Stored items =
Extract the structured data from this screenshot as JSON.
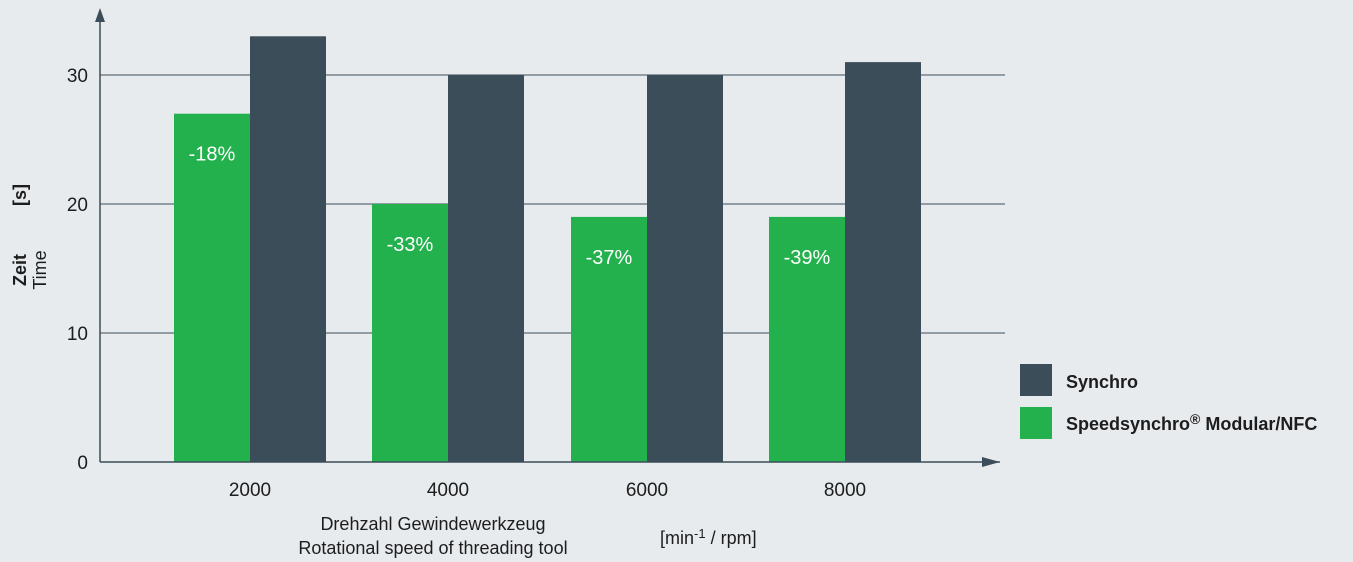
{
  "chart_data": {
    "type": "bar",
    "categories": [
      "2000",
      "4000",
      "6000",
      "8000"
    ],
    "series": [
      {
        "name": "Speedsynchro® Modular/NFC",
        "values": [
          27,
          20,
          19,
          19
        ],
        "color": "#23b14d"
      },
      {
        "name": "Synchro",
        "values": [
          33,
          30,
          30,
          31
        ],
        "color": "#3b4d59"
      }
    ],
    "bar_labels": [
      "-18%",
      "-33%",
      "-37%",
      "-39%"
    ],
    "y_ticks": [
      0,
      10,
      20,
      30
    ],
    "ylim": [
      0,
      35
    ],
    "grid": true,
    "legend_position": "right",
    "ylabel": {
      "de": "Zeit",
      "en": "Time",
      "unit": "[s]"
    },
    "xlabel": {
      "de": "Drehzahl Gewindewerkzeug",
      "en": "Rotational speed of threading tool",
      "unit_prefix": "[min",
      "unit_exp": "-1",
      "unit_suffix": " / rpm]"
    }
  },
  "legend": {
    "synchro": "Synchro",
    "speedsynchro_name": "Speedsynchro",
    "speedsynchro_mark": "®",
    "speedsynchro_rest": " Modular/NFC"
  },
  "colors": {
    "background": "#e7ebee",
    "green": "#23b14d",
    "dark": "#3b4d59",
    "axis": "#3b4d59"
  }
}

Your objective =
Leave the images out, please, and restate each line word for word.

Answer in full =
Extract the structured data from this screenshot as JSON.
{
  "chart_data": {
    "type": "bar",
    "categories": [
      "2000",
      "4000",
      "6000",
      "8000"
    ],
    "series": [
      {
        "name": "Speedsynchro® Modular/NFC",
        "values": [
          27,
          20,
          19,
          19
        ],
        "color": "#23b14d"
      },
      {
        "name": "Synchro",
        "values": [
          33,
          30,
          30,
          31
        ],
        "color": "#3b4d59"
      }
    ],
    "bar_labels": [
      "-18%",
      "-33%",
      "-37%",
      "-39%"
    ],
    "y_ticks": [
      0,
      10,
      20,
      30
    ],
    "ylim": [
      0,
      35
    ],
    "grid": true,
    "legend_position": "right",
    "ylabel": {
      "de": "Zeit",
      "en": "Time",
      "unit": "[s]"
    },
    "xlabel": {
      "de": "Drehzahl Gewindewerkzeug",
      "en": "Rotational speed of threading tool",
      "unit_prefix": "[min",
      "unit_exp": "-1",
      "unit_suffix": " / rpm]"
    }
  },
  "legend": {
    "synchro": "Synchro",
    "speedsynchro_name": "Speedsynchro",
    "speedsynchro_mark": "®",
    "speedsynchro_rest": " Modular/NFC"
  },
  "colors": {
    "background": "#e7ebee",
    "green": "#23b14d",
    "dark": "#3b4d59",
    "axis": "#3b4d59"
  }
}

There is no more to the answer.